[AIM OF THE EXERCISE] Copy out each line of the listing that has the word "questo" in it.

◇ ◇ ◇ ◇

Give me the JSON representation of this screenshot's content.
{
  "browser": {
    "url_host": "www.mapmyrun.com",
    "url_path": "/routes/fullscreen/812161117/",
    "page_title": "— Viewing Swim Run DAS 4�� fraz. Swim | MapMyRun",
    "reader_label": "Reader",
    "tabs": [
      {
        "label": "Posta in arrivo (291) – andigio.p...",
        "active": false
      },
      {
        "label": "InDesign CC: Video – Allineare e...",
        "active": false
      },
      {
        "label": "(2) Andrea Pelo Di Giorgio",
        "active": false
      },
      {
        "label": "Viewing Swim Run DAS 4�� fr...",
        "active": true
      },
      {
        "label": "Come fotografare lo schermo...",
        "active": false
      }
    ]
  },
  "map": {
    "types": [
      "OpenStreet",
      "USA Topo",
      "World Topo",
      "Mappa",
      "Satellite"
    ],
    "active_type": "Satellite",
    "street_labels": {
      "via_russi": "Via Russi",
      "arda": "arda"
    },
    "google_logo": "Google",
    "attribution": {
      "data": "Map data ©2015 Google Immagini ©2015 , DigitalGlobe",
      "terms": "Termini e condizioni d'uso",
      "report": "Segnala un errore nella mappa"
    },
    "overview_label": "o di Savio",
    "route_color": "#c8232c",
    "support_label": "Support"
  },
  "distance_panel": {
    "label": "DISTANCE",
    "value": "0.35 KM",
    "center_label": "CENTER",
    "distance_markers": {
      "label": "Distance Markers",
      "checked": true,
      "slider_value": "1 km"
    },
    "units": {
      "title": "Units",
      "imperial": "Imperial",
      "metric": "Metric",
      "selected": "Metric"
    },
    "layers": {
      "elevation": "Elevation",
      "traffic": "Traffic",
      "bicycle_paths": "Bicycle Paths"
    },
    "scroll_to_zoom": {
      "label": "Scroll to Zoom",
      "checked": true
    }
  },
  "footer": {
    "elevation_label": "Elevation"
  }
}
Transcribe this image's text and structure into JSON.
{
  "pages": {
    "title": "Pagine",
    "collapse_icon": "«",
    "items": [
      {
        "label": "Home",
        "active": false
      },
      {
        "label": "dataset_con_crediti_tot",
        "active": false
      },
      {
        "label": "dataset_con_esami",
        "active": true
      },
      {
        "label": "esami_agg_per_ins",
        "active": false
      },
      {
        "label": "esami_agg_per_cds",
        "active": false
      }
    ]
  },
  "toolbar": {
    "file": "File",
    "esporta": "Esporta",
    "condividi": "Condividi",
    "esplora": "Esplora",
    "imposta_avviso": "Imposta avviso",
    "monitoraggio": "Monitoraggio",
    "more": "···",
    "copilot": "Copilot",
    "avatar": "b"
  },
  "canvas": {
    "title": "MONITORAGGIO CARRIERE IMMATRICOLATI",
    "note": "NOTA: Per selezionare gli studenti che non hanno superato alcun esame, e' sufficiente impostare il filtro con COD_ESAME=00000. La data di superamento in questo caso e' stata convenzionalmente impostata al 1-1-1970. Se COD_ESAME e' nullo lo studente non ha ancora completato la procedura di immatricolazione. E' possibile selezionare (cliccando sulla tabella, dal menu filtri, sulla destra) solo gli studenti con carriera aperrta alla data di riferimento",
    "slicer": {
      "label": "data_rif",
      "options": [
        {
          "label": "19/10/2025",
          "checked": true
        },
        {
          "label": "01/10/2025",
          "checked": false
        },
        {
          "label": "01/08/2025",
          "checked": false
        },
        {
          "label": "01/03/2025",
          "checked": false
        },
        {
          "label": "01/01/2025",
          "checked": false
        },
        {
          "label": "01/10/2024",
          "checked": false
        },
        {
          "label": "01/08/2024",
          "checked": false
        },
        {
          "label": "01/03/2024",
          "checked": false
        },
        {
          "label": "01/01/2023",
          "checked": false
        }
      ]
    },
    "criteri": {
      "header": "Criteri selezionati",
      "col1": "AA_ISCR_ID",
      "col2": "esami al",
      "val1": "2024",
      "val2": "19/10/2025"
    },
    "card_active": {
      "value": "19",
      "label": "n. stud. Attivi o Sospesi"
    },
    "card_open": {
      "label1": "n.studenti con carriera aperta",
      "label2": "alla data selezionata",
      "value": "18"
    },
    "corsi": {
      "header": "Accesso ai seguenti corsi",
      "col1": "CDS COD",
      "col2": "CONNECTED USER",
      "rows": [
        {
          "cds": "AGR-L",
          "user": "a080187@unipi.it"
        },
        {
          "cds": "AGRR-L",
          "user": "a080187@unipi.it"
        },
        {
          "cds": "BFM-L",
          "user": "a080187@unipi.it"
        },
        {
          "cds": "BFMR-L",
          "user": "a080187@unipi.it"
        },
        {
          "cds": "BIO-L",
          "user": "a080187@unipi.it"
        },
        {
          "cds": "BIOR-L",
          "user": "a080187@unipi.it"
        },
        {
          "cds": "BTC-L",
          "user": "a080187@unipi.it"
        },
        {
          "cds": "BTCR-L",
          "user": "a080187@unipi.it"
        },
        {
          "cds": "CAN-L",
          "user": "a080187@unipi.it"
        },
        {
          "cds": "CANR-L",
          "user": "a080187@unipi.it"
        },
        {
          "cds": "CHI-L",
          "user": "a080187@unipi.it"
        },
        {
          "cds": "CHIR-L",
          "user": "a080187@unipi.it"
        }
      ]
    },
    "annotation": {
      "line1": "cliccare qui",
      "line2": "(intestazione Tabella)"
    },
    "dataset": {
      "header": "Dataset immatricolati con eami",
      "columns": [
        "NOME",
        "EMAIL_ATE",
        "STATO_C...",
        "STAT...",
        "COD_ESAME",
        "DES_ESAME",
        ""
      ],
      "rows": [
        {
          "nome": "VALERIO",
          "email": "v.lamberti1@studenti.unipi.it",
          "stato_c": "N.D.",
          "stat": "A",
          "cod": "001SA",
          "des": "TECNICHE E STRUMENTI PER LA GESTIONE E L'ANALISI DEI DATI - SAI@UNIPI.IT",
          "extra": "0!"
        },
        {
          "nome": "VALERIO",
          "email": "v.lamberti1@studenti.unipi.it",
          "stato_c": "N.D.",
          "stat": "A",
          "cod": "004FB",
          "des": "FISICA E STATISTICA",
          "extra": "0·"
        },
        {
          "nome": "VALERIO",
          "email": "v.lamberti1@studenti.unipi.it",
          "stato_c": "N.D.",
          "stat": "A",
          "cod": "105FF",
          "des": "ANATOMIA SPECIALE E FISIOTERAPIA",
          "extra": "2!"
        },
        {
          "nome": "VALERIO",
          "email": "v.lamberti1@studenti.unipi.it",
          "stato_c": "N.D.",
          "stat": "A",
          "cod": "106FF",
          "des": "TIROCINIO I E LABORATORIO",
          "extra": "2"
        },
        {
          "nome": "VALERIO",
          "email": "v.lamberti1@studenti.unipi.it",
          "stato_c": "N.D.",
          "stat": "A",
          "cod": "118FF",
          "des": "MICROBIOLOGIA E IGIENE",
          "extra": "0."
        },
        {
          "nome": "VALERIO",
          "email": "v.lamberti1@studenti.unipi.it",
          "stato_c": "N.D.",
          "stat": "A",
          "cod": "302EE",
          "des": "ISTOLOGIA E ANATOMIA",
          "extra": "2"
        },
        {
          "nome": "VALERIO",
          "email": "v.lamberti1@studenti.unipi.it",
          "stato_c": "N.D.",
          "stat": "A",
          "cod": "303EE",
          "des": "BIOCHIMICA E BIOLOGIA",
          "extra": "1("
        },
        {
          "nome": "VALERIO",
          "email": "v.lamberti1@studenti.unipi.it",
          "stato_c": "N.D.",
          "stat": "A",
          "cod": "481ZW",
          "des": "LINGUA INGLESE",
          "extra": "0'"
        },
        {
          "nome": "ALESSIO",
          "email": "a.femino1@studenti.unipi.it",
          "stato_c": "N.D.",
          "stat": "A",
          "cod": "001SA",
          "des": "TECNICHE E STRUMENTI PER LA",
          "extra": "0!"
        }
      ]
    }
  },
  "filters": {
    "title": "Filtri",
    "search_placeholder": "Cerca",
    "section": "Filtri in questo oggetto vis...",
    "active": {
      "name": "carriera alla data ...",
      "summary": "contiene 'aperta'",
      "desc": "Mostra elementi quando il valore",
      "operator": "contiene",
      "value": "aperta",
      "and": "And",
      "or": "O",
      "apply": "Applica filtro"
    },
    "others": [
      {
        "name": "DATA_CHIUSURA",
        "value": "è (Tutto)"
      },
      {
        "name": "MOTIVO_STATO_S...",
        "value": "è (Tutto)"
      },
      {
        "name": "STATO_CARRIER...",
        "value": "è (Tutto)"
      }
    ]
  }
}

◇ ◇ ◇ ◇

[ANSWER TO THE EXERCISE]
    "note": "NOTA: Per selezionare gli studenti che non hanno superato alcun esame, e' sufficiente impostare il filtro con COD_ESAME=00000. La data di superamento in questo caso e' stata convenzionalmente impostata al 1-1-1970. Se COD_ESAME e' nullo lo studente non ha ancora completato la procedura di immatricolazione. E' possibile selezionare (cliccando sulla tabella, dal menu filtri, sulla destra) solo gli studenti con carriera aperrta alla data di riferimento",
    "section": "Filtri in questo oggetto vis...",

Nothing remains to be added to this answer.